## Text shown
--- START ---

An open API service indexing awesome lists of open source software.

https://github.com/stellar/scp-proofs

SCP proofs and models
https://github.com/stellar/scp-proofs

Last synced: about 1 year ago
JSON representation

SCP proofs and models

Awesome Lists containing this project

README

          

This is a repository containing formal proofs about the Stellar Consensus
Protocol as described in the paper "Fast and secure global payments with
Stellar" (SOSP 2019).

Using Isabelle/HOL, we formalize the theory of Federated Byzantine Agreement
Systems (FBAS) and we prove two main results: the cascade theorem and that the
union of two intact sets is intact.

Using Ivy, we formalize SCP in a high-level, non-executable specification, and
we prove that members of intertwined sets never disagree (SCP's main safety
property) and some liveness properties.

NOTE: For the old proofs, checkout [commit 803b345](https://github.com/stellar/scp-proofs/tree/803b345e3156f70eb1e24f522c50517161731cd0) . The repository at this
commit contains a full liveness proof. However, being written in Ivy 1.6, it
has a lot of hacks. The current, newer version of this repository contains
proofs written in Ivy 1.7.

# Isabelle/HOL proofs

FBA.thy contains a formalization of the notion of intact set. Roughly speaking,
a set *I* is intact when (a) *I* is a quorum, and (b) even if all nodes outside
*I* are faulty, any two quorums of members of *I* intersect.

We prove that:
1. The cascade theorem holds: if `I` is an intact set, `Q` is a quorum of
a member of `I`, and `Q⊆S`, then either `I⊆S` or there is a member of `I−S`
that is blocked by `S∩I`.
2. The union of two intersecting intact sets is intact. This implies that
maximal intact sets are disjoint.

--- END ---

## Information provided
--- START ---

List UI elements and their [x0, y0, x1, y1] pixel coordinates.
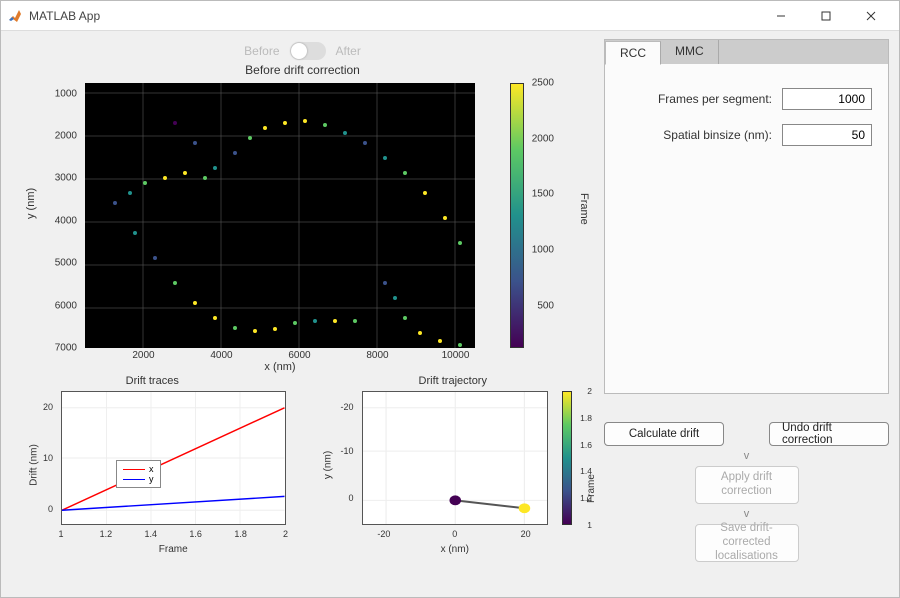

--- END ---

## The problem
Please give the Ivy version used for the current proofs in the SCP proofs page.

## Task result
Ivy 1.7